_Task to complete_
How many lines in this data contain the string "found"? Reply with the number only.

Data records for software interfaces
· · ·

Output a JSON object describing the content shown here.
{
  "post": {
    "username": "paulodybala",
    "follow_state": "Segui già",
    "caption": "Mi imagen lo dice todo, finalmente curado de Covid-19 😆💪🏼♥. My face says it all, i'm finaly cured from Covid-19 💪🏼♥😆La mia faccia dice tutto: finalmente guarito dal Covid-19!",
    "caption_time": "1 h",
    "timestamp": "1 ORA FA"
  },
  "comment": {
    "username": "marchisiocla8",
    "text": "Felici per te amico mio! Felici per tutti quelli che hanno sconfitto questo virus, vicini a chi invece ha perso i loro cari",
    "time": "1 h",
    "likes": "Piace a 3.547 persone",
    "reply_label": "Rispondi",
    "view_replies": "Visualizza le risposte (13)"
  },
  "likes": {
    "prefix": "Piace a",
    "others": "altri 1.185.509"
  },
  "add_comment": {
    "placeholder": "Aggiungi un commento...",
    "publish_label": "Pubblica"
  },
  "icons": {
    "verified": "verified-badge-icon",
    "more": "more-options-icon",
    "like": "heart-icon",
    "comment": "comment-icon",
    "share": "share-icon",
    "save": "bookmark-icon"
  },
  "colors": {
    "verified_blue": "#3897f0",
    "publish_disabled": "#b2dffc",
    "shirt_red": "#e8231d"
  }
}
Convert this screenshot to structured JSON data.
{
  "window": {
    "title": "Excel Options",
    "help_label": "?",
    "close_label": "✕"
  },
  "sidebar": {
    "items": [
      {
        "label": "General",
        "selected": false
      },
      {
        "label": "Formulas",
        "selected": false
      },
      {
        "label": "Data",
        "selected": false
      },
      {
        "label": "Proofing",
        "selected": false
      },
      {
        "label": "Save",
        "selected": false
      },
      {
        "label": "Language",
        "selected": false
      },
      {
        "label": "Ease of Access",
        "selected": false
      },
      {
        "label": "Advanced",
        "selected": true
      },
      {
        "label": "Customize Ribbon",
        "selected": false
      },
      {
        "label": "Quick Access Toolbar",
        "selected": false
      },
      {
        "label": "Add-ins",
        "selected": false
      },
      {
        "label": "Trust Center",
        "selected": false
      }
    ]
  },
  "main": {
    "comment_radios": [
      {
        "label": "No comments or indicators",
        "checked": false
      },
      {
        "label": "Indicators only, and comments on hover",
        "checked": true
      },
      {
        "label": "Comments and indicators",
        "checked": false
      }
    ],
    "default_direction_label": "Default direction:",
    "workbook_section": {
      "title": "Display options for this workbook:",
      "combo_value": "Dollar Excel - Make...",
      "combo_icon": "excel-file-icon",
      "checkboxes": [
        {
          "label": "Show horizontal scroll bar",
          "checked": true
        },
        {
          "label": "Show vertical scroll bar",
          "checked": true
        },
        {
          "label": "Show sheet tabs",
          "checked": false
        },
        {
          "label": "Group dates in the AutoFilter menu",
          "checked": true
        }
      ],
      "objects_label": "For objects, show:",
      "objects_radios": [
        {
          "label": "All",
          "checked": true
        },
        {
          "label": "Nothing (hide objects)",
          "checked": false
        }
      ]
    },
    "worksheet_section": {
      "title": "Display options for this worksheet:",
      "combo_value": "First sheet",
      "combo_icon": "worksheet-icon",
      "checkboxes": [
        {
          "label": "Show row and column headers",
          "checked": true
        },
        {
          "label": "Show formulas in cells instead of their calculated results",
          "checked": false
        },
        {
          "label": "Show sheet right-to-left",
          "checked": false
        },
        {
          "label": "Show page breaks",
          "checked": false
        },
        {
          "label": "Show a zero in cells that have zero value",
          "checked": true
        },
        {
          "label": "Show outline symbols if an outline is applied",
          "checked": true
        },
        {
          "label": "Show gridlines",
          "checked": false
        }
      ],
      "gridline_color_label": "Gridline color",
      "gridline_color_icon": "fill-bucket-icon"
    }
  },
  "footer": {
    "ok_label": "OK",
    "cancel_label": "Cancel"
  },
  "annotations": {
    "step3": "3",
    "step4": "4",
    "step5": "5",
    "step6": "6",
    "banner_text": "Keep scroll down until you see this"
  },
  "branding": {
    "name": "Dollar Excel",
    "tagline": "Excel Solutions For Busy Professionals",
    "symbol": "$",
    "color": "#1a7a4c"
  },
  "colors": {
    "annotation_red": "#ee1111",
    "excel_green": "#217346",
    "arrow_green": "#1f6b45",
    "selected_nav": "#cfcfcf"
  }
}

· · ·

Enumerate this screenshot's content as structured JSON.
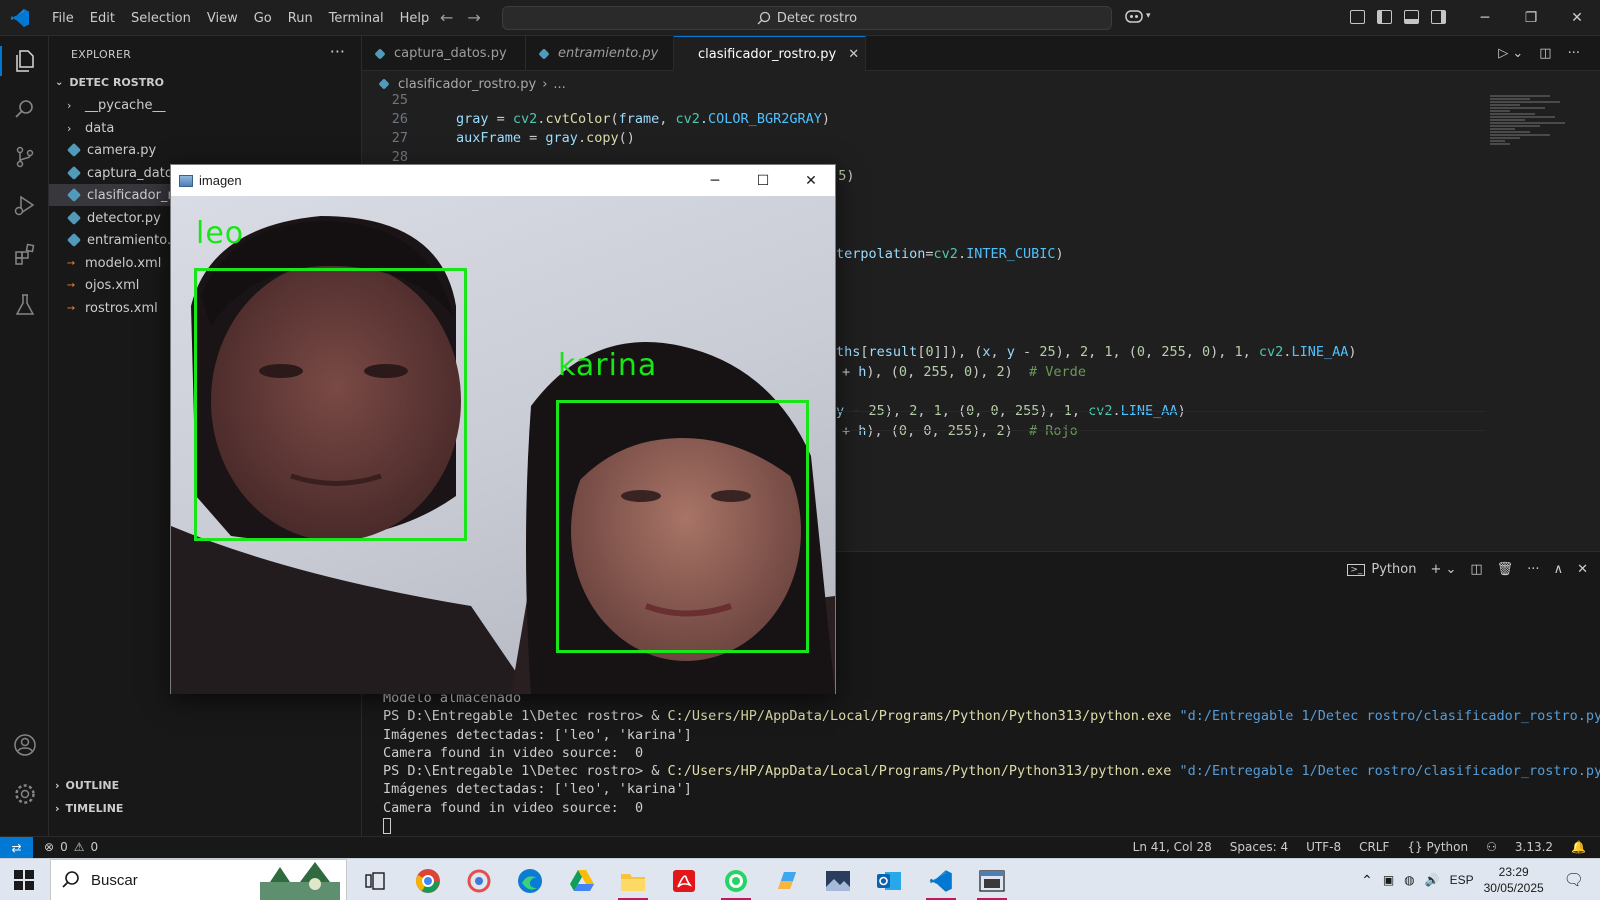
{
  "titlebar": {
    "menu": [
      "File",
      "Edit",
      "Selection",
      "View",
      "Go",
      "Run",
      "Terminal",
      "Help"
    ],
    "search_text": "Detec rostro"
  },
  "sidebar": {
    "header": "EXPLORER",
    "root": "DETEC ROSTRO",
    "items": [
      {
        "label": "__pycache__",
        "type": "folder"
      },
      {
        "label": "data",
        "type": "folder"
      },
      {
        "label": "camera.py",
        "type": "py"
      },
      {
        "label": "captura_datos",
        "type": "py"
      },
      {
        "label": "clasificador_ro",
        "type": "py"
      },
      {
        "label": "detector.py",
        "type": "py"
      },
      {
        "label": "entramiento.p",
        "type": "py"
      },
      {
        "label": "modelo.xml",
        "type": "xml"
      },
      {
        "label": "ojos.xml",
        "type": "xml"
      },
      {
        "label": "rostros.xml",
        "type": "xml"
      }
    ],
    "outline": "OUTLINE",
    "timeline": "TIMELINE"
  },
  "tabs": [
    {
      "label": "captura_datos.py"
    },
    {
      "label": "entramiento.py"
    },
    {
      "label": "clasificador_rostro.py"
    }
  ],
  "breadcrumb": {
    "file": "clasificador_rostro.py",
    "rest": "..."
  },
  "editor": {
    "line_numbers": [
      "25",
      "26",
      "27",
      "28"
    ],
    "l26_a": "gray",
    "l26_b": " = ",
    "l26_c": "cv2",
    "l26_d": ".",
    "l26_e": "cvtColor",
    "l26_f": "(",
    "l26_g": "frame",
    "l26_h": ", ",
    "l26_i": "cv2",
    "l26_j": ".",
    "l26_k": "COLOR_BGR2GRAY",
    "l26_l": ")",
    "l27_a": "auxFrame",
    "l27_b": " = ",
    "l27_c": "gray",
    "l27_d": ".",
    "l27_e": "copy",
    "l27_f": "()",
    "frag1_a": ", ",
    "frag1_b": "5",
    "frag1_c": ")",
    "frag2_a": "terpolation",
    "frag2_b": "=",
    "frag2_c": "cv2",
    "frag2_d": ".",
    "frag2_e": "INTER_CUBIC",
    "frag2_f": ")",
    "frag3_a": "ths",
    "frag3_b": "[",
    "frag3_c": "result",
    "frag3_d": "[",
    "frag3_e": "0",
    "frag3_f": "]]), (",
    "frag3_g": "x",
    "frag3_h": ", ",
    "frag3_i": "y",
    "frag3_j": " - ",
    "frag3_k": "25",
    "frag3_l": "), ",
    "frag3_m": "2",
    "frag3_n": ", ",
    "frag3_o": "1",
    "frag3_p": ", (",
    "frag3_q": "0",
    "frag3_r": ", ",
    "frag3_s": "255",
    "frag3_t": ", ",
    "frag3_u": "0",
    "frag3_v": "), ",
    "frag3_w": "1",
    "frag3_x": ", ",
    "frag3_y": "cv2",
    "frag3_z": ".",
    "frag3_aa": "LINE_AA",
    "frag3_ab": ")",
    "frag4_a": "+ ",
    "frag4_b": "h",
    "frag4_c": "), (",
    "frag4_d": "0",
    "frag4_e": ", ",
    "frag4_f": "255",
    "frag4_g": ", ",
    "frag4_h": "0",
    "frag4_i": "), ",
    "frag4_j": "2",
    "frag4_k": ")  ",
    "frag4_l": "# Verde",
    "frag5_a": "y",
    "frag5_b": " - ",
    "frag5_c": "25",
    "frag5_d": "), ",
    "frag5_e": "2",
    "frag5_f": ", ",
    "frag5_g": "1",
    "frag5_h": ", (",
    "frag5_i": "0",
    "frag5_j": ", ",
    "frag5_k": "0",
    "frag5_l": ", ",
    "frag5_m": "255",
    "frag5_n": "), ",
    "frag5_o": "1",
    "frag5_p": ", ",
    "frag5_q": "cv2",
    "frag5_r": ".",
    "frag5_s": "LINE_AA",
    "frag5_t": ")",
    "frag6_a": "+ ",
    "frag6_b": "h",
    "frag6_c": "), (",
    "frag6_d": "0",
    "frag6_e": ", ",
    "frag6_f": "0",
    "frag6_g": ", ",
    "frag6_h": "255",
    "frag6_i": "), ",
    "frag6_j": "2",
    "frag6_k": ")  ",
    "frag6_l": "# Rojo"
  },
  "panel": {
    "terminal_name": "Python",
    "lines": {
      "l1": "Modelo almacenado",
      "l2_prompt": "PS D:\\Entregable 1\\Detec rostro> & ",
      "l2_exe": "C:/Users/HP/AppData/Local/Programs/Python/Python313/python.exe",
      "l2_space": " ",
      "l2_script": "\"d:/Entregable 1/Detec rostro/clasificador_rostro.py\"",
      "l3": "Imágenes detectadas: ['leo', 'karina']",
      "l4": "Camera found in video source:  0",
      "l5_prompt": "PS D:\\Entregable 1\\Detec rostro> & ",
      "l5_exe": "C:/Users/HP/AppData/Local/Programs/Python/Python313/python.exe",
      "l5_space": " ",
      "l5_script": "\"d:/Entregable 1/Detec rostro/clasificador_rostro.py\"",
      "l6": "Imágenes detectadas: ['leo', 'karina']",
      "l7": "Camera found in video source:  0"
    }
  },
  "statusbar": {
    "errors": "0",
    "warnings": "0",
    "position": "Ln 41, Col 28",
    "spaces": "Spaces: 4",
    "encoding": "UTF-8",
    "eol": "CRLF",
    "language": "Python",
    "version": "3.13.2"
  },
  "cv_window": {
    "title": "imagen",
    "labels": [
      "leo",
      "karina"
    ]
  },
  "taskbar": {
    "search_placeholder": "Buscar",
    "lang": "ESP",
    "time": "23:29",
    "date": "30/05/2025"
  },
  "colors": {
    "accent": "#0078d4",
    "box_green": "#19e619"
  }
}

· · ·

_Reply_
2